* START *

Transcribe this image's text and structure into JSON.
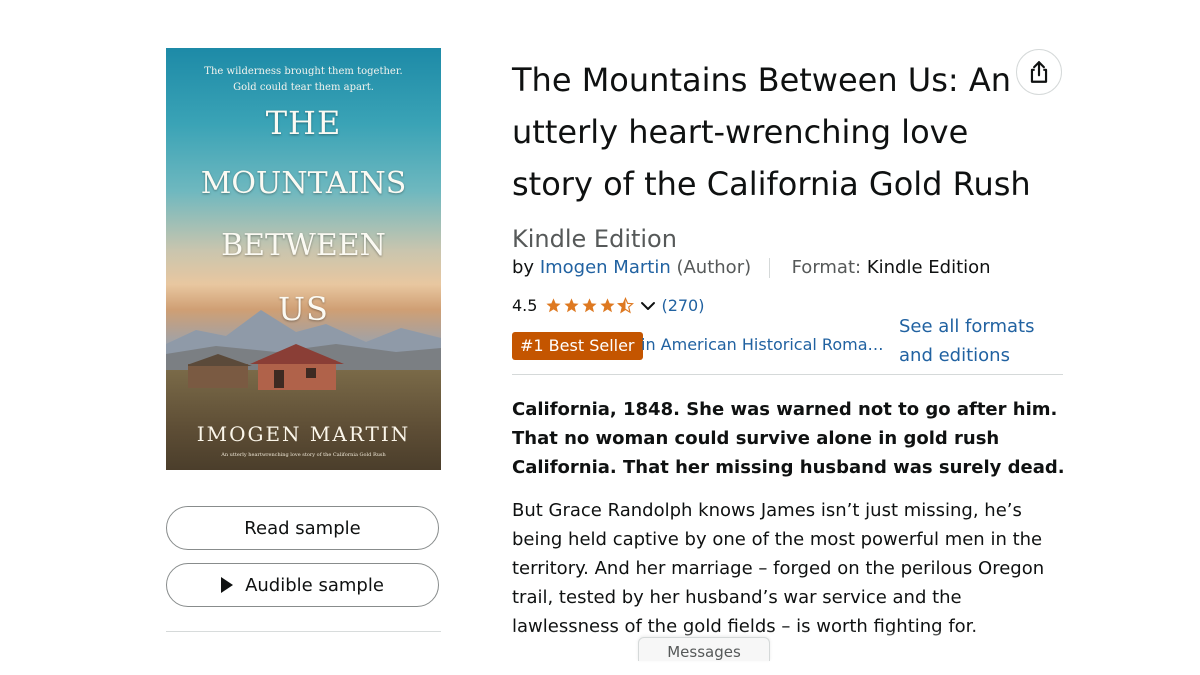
{
  "cover": {
    "tagline_1": "The wilderness brought them together.",
    "tagline_2": "Gold could tear them apart.",
    "title_lines": [
      "THE",
      "MOUNTAINS",
      "BETWEEN",
      "US"
    ],
    "author": "IMOGEN MARTIN",
    "subtitle": "An utterly heartwrenching love story of the California Gold Rush"
  },
  "samples": {
    "read_label": "Read sample",
    "audible_label": "Audible sample"
  },
  "product": {
    "title": "The Mountains Between Us: An utterly heart-wrenching love story of the California Gold Rush",
    "edition": "Kindle Edition",
    "by": "by",
    "author": "Imogen Martin",
    "author_role": "(Author)",
    "format_label": "Format:",
    "format_value": "Kindle Edition",
    "rating": "4.5",
    "rating_stars": 4.5,
    "review_count": "(270)",
    "badge": "#1 Best Seller",
    "category": "in American Historical Roma…",
    "formats_link": "See all formats and editions",
    "description_bold": "California, 1848. She was warned not to go after him. That no woman could survive alone in gold rush California. That her missing husband was surely dead.",
    "description": "But Grace Randolph knows James isn’t just missing, he’s being held captive by one of the most powerful men in the territory. And her marriage – forged on the perilous Oregon trail, tested by her husband’s war service and the lawlessness of the gold fields – is worth fighting for."
  },
  "footer": {
    "messages_label": "Messages"
  },
  "colors": {
    "link": "#2162a1",
    "star": "#de7921",
    "badge": "#c45500",
    "text": "#0f1111"
  }
}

* END *

Your objective — Leaving all pictures aside, quote each record exactly.

Reply to the exercise —
Transcribe this image's text and structure into JSON.
{
  "cover": {
    "tagline_1": "The wilderness brought them together.",
    "tagline_2": "Gold could tear them apart.",
    "title_lines": [
      "THE",
      "MOUNTAINS",
      "BETWEEN",
      "US"
    ],
    "author": "IMOGEN MARTIN",
    "subtitle": "An utterly heartwrenching love story of the California Gold Rush"
  },
  "samples": {
    "read_label": "Read sample",
    "audible_label": "Audible sample"
  },
  "product": {
    "title": "The Mountains Between Us: An utterly heart-wrenching love story of the California Gold Rush",
    "edition": "Kindle Edition",
    "by": "by",
    "author": "Imogen Martin",
    "author_role": "(Author)",
    "format_label": "Format:",
    "format_value": "Kindle Edition",
    "rating": "4.5",
    "rating_stars": 4.5,
    "review_count": "(270)",
    "badge": "#1 Best Seller",
    "category": "in American Historical Roma…",
    "formats_link": "See all formats and editions",
    "description_bold": "California, 1848. She was warned not to go after him. That no woman could survive alone in gold rush California. That her missing husband was surely dead.",
    "description": "But Grace Randolph knows James isn’t just missing, he’s being held captive by one of the most powerful men in the territory. And her marriage – forged on the perilous Oregon trail, tested by her husband’s war service and the lawlessness of the gold fields – is worth fighting for."
  },
  "footer": {
    "messages_label": "Messages"
  },
  "colors": {
    "link": "#2162a1",
    "star": "#de7921",
    "badge": "#c45500",
    "text": "#0f1111"
  }
}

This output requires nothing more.